• **Task to complete**
Identify the lines that contain the string "colors", then copy each of them.

• **Extracted entries**
(begin)

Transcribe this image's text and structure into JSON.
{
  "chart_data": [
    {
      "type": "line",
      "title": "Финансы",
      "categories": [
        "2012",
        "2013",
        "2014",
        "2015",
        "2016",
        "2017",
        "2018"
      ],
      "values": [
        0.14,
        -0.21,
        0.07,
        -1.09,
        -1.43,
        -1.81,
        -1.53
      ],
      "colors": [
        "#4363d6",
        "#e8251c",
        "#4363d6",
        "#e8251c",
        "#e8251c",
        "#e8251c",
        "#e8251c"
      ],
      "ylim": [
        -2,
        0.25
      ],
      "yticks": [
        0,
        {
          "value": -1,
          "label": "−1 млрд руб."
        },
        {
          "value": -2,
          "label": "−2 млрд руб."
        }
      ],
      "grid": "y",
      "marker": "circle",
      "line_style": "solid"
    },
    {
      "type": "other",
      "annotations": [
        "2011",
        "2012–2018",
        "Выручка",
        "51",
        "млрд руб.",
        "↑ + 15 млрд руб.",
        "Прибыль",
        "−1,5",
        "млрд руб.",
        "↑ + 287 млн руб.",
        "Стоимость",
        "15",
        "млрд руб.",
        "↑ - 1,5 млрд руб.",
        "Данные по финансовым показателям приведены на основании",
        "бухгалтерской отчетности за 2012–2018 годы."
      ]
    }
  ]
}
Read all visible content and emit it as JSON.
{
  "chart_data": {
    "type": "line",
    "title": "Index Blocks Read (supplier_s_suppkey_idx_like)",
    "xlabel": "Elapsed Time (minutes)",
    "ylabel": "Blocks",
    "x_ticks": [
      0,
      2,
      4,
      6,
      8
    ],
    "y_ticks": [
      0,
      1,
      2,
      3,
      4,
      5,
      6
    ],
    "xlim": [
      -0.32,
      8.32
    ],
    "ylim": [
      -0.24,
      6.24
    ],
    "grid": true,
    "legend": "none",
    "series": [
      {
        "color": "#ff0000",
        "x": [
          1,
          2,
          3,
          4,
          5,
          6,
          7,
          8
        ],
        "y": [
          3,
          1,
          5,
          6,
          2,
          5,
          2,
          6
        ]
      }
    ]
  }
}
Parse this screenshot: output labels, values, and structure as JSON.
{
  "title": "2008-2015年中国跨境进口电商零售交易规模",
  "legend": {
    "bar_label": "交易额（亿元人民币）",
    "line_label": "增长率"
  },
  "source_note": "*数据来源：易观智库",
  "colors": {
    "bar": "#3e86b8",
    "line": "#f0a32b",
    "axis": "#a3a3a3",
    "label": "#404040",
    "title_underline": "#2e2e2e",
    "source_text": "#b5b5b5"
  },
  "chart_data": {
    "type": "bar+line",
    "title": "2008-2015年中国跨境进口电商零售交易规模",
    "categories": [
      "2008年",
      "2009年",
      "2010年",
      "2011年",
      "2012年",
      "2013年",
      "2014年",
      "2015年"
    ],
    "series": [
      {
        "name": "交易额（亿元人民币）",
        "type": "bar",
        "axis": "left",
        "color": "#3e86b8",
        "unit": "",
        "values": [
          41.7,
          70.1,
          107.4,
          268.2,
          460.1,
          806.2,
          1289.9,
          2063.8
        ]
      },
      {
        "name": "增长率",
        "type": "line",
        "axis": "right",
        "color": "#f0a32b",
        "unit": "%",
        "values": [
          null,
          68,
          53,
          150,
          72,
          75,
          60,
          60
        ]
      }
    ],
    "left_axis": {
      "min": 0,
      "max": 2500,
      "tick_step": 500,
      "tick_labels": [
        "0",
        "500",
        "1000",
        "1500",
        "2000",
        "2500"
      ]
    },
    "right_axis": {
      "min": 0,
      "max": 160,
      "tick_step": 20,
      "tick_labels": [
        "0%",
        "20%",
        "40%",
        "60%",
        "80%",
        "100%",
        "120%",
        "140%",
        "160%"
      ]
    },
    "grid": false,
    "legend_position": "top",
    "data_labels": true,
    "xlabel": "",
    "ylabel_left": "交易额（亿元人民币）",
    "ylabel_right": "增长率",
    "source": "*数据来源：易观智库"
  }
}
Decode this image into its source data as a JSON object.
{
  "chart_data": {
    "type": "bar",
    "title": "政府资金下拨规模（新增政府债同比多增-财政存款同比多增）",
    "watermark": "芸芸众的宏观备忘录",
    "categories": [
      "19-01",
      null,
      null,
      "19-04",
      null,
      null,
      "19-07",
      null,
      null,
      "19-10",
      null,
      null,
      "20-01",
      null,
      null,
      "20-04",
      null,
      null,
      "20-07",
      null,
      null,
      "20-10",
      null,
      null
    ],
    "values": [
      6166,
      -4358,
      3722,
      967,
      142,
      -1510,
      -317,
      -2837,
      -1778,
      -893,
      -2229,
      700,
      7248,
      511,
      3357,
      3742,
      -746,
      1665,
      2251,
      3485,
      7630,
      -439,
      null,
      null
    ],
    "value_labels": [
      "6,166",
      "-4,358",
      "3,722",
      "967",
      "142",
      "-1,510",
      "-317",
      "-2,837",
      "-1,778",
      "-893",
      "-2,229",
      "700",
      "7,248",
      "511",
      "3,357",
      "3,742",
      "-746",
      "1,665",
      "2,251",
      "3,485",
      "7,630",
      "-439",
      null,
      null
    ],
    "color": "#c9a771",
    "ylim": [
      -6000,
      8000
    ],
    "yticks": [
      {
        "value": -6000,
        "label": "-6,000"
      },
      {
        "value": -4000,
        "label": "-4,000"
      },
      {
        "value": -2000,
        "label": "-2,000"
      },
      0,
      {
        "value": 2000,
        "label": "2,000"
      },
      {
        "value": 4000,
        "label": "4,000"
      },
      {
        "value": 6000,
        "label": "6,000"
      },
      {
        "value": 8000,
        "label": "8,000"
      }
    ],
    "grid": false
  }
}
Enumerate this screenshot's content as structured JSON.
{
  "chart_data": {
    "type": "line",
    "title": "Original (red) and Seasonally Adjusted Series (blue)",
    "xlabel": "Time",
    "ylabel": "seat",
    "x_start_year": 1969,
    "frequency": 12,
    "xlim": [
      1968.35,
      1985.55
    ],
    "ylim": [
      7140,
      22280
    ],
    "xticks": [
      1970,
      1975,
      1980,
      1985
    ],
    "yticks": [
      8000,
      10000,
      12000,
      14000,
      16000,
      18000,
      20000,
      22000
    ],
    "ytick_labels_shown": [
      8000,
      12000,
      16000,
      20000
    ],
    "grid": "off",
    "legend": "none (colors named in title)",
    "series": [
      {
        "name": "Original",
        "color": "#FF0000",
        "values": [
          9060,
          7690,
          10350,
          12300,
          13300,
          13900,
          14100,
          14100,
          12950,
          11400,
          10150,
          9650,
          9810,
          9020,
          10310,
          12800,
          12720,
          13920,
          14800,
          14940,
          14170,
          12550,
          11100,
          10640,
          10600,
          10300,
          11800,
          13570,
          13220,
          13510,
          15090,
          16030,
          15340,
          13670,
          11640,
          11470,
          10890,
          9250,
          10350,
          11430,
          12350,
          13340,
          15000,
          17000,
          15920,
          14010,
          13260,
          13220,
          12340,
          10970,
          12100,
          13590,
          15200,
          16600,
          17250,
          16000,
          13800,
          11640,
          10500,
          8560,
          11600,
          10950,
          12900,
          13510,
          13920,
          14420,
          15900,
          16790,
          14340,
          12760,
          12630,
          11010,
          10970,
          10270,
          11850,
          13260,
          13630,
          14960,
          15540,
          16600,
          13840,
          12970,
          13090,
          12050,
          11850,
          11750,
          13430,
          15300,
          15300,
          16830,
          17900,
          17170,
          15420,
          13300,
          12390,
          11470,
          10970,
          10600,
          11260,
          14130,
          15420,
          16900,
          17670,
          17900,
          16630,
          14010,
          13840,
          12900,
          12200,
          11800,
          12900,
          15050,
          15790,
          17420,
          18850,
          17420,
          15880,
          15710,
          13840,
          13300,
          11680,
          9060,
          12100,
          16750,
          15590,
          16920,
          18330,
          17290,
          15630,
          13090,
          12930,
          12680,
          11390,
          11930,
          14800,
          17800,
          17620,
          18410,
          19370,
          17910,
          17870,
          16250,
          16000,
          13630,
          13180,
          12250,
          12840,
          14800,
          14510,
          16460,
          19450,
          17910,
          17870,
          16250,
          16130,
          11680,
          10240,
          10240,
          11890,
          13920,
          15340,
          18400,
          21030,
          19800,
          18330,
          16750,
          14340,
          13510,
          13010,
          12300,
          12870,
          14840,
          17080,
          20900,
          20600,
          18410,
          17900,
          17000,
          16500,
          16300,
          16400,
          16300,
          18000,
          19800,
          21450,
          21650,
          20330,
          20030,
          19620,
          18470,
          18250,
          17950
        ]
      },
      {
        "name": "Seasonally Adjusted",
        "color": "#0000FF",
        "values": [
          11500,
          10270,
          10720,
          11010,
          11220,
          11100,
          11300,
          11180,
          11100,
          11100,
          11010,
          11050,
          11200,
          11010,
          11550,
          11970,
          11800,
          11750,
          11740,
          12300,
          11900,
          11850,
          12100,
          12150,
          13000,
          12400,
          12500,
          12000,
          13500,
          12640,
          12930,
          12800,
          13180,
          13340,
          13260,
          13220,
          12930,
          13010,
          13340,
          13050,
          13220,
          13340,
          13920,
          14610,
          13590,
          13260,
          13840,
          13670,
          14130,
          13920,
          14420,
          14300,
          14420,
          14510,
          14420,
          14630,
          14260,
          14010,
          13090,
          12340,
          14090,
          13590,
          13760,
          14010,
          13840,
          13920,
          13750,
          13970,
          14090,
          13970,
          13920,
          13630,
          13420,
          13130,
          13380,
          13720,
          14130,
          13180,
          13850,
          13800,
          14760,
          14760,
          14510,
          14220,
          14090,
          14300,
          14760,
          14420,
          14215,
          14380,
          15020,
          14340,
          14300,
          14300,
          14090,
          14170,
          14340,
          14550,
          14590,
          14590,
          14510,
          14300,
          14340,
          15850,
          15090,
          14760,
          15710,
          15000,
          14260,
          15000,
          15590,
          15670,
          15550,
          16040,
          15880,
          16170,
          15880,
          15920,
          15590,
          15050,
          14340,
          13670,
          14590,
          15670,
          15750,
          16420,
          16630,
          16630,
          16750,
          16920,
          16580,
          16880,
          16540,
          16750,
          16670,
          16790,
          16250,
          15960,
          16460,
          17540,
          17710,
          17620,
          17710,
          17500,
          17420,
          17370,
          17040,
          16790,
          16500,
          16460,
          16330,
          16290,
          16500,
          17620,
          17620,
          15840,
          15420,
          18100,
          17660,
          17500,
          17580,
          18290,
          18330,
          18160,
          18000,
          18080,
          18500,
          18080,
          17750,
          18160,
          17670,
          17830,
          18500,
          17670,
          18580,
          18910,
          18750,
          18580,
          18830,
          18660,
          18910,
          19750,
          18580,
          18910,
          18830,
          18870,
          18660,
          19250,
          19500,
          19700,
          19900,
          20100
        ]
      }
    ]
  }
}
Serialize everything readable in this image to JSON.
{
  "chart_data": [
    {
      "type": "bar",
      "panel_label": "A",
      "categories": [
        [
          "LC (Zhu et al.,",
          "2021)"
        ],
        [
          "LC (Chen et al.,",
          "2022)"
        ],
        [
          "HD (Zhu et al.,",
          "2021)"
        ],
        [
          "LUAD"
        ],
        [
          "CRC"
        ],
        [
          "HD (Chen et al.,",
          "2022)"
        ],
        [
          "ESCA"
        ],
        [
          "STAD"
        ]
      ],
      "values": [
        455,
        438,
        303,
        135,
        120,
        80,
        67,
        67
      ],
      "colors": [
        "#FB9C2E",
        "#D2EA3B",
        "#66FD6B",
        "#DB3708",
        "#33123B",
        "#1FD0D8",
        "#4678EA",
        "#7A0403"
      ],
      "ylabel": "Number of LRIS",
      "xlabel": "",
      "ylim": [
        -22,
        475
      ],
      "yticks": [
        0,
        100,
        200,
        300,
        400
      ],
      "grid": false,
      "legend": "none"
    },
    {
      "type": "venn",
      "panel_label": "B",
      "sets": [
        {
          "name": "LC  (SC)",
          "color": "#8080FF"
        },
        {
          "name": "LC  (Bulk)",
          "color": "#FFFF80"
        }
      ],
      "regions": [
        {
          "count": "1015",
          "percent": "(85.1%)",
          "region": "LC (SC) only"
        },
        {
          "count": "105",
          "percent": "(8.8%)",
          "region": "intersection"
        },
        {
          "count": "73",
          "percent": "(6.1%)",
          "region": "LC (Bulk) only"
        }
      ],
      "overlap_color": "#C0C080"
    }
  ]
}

(end)

• **Response**
      "colors": [
  "colors": {
    "legend": "none (colors named in title)",
      "colors": [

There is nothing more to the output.